*What you will do*.
Answer with one number: how many lines have "icon".

*Data entries*.

+-------+

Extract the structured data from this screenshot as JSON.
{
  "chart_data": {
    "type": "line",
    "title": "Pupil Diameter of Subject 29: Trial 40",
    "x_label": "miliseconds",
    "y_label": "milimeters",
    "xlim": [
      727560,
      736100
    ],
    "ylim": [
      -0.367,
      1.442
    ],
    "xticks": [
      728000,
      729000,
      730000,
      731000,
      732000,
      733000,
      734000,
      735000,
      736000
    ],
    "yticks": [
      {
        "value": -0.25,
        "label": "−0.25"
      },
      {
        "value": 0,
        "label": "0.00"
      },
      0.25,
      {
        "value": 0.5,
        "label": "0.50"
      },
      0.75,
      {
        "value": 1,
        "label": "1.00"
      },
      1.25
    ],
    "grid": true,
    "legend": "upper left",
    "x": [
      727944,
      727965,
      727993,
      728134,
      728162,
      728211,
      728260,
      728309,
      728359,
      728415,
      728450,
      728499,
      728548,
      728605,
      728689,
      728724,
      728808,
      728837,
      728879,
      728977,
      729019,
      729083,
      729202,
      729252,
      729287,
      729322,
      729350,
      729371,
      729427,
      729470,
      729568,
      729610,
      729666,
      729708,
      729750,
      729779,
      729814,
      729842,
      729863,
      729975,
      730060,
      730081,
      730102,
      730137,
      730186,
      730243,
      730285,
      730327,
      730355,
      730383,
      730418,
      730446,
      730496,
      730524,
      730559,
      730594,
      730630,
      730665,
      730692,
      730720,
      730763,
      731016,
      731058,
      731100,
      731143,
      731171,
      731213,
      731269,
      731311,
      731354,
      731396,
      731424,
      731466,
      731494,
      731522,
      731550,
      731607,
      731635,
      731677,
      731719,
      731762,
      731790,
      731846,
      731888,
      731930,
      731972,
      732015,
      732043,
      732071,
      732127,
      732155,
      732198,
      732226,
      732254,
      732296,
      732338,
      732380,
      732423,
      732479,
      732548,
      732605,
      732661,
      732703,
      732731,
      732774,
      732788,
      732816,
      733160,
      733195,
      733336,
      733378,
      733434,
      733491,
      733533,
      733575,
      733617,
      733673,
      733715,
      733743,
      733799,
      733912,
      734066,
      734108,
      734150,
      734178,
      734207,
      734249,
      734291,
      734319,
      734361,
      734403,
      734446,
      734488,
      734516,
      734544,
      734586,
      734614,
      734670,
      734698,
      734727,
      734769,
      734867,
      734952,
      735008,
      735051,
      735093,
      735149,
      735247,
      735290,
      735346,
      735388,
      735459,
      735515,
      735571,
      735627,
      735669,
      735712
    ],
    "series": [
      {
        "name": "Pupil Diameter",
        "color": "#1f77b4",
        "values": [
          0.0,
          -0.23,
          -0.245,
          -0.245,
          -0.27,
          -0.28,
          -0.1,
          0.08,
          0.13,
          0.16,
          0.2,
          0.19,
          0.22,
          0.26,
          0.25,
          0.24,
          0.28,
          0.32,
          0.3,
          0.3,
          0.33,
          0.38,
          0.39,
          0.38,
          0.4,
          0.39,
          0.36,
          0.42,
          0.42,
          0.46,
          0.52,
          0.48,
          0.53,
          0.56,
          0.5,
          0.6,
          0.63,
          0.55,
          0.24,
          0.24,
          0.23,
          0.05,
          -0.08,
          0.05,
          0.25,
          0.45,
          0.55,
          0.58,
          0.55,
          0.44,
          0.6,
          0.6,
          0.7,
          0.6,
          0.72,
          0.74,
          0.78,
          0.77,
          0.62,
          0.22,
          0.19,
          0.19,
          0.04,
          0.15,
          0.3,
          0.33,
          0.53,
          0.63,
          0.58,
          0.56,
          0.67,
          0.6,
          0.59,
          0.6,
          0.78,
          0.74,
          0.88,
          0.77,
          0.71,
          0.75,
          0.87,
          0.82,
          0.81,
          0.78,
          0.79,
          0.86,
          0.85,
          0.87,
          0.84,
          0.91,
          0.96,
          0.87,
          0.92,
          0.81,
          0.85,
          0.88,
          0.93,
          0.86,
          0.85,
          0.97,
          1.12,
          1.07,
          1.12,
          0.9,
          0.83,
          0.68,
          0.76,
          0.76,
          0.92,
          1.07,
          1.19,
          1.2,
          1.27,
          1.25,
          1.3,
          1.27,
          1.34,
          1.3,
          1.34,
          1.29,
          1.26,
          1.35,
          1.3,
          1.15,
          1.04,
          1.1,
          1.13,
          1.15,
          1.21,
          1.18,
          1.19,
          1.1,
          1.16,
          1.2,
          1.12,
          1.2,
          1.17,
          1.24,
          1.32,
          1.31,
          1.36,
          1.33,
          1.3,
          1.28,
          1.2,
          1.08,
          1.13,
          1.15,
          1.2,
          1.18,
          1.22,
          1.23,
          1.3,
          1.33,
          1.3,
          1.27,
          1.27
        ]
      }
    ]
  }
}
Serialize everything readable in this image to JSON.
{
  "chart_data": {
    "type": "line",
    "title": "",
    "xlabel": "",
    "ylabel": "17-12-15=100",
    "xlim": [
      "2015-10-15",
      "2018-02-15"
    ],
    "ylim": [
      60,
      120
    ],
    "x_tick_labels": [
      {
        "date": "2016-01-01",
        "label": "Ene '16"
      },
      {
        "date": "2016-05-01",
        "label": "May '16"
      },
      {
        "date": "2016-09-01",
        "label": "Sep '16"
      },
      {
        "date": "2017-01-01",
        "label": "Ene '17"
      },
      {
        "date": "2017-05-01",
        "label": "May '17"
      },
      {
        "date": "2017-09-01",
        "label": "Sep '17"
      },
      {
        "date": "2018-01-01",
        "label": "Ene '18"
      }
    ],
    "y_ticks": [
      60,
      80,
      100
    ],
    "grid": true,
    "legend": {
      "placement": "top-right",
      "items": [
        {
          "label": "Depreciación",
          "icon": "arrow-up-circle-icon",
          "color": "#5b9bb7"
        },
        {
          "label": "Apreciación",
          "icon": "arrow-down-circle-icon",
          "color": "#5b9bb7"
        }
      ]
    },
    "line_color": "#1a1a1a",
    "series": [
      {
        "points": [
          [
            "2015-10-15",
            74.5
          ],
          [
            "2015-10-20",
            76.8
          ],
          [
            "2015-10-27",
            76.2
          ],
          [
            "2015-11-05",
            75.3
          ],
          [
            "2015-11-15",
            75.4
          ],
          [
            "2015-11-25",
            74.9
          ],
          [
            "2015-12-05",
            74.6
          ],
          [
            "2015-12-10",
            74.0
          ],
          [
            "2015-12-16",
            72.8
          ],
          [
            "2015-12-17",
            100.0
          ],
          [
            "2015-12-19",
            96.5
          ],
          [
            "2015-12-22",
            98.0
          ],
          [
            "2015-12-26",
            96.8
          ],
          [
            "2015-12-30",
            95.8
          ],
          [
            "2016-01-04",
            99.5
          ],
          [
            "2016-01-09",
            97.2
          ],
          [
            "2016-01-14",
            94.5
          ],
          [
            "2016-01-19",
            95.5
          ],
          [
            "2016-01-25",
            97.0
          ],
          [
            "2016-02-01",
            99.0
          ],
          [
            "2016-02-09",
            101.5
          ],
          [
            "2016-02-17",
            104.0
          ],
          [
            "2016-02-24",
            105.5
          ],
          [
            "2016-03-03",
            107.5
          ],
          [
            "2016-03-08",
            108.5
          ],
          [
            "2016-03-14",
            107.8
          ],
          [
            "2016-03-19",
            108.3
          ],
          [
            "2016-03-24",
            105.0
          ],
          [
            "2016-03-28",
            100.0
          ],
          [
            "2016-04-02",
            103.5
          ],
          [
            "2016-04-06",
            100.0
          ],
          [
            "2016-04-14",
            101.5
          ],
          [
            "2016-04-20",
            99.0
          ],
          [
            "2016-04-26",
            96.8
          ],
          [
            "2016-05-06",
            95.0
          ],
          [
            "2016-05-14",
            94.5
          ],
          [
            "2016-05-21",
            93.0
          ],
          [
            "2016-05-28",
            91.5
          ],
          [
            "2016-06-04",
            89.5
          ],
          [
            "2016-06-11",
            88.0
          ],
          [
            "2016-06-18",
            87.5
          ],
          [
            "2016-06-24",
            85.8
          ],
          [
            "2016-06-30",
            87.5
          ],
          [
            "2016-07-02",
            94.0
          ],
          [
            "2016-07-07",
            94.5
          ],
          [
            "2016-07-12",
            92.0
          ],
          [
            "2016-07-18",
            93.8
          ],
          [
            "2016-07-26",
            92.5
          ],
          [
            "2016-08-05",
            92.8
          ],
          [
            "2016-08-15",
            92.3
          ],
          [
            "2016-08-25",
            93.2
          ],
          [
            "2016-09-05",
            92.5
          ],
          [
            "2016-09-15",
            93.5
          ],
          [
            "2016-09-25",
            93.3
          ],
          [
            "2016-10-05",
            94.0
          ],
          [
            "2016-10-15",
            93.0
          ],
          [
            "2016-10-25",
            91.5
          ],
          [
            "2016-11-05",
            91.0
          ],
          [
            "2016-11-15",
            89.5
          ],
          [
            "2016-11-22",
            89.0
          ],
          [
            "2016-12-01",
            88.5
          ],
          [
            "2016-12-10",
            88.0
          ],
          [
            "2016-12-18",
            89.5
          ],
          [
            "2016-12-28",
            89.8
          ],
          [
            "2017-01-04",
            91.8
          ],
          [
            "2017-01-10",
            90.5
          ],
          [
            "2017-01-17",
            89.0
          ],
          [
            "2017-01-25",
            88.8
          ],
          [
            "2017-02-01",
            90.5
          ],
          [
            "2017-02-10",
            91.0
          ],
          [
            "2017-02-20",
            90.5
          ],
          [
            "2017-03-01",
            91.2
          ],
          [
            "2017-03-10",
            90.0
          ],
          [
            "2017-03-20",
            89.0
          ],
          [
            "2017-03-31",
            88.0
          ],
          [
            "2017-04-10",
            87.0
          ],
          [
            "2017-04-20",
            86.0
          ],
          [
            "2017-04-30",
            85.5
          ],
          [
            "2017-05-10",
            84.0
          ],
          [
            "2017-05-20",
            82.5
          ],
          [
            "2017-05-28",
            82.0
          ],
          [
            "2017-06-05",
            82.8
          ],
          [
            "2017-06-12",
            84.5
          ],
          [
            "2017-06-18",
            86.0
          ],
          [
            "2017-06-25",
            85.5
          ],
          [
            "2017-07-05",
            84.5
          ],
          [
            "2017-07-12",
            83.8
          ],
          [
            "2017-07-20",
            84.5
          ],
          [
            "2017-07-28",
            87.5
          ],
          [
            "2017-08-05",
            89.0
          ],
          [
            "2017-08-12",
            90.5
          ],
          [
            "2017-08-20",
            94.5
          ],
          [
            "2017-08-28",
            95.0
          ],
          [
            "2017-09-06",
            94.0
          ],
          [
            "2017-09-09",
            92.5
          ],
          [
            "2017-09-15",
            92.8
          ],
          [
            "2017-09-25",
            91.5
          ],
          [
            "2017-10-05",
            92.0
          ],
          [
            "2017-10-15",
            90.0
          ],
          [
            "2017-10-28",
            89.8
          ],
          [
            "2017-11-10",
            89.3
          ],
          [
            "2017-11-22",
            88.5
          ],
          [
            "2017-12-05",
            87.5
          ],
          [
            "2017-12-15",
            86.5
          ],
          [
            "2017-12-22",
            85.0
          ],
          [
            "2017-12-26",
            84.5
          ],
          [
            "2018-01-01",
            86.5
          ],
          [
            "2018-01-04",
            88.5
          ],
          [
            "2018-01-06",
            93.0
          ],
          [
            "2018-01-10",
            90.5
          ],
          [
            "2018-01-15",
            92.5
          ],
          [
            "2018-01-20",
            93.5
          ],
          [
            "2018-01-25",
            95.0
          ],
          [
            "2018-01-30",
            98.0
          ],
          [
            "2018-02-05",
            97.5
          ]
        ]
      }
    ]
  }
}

+-------+

*Exercise output*.
2